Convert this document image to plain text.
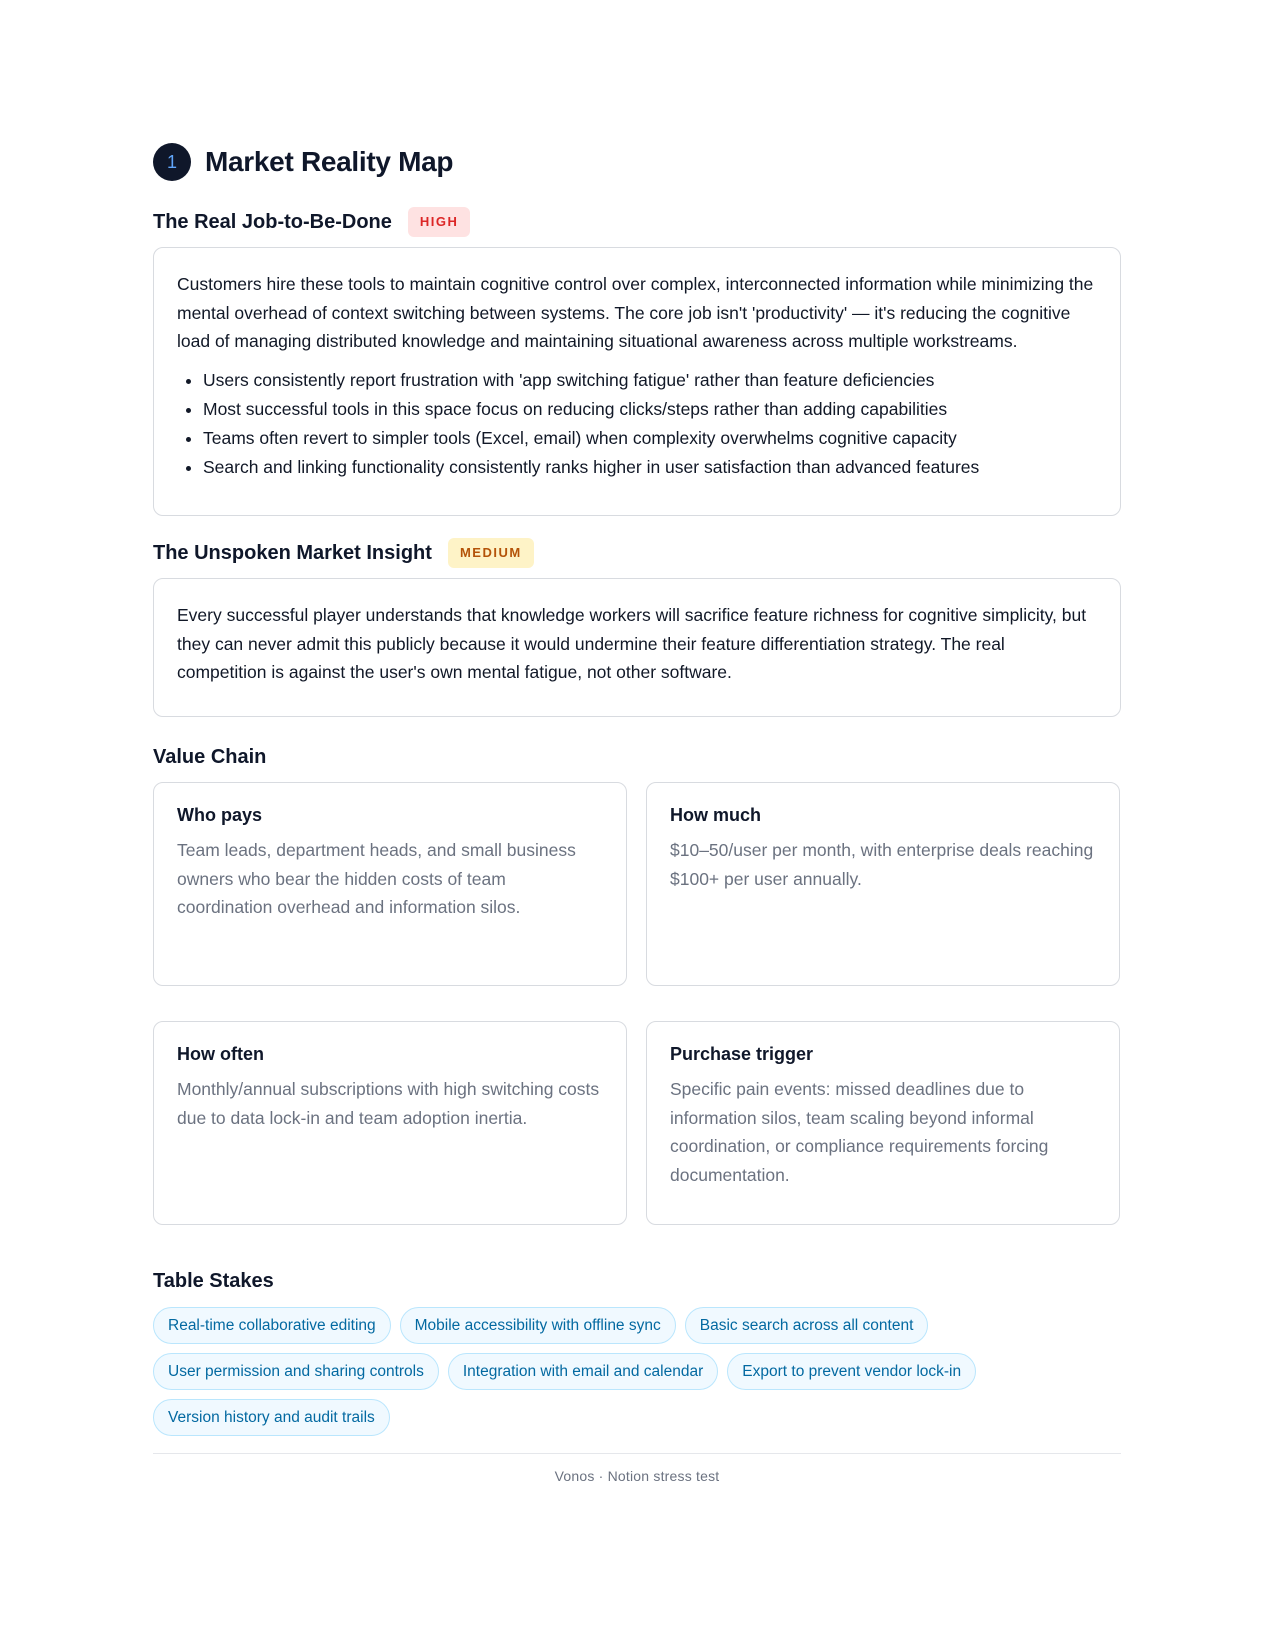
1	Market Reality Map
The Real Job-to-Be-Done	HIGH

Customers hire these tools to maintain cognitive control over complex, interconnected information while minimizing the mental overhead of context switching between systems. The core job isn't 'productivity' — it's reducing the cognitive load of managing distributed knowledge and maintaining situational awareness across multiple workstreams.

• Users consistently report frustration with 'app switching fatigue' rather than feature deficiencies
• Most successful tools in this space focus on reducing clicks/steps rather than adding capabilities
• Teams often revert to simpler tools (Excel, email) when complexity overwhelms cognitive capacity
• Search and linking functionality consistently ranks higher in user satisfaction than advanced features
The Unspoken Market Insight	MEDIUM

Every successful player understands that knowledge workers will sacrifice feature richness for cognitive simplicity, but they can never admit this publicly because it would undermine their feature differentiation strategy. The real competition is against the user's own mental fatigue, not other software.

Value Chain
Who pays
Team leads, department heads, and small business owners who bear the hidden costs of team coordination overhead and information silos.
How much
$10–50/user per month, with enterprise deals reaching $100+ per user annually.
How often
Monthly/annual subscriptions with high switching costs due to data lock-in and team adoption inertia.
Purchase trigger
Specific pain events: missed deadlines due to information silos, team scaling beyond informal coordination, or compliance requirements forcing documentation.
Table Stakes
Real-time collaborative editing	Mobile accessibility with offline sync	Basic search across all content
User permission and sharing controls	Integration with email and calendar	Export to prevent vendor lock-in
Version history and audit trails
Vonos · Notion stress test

**Problem details**
In this exercise, set down all of the data exactly, without the pictures.

**Final result**
Convert this document image to plain text.
1	Market Reality Map
The Real Job-to-Be-Done	HIGH

Customers hire these tools to maintain cognitive control over complex, interconnected information while minimizing the mental overhead of context switching between systems. The core job isn't 'productivity' — it's reducing the cognitive load of managing distributed knowledge and maintaining situational awareness across multiple workstreams.

• Users consistently report frustration with 'app switching fatigue' rather than feature deficiencies
• Most successful tools in this space focus on reducing clicks/steps rather than adding capabilities
• Teams often revert to simpler tools (Excel, email) when complexity overwhelms cognitive capacity
• Search and linking functionality consistently ranks higher in user satisfaction than advanced features
The Unspoken Market Insight	MEDIUM

Every successful player understands that knowledge workers will sacrifice feature richness for cognitive simplicity, but they can never admit this publicly because it would undermine their feature differentiation strategy. The real competition is against the user's own mental fatigue, not other software.

Value Chain
Who pays
Team leads, department heads, and small business owners who bear the hidden costs of team coordination overhead and information silos.
How much
$10–50/user per month, with enterprise deals reaching $100+ per user annually.
How often
Monthly/annual subscriptions with high switching costs due to data lock-in and team adoption inertia.
Purchase trigger
Specific pain events: missed deadlines due to information silos, team scaling beyond informal coordination, or compliance requirements forcing documentation.
Table Stakes
Real-time collaborative editing	Mobile accessibility with offline sync	Basic search across all content
User permission and sharing controls	Integration with email and calendar	Export to prevent vendor lock-in
Version history and audit trails
Vonos · Notion stress test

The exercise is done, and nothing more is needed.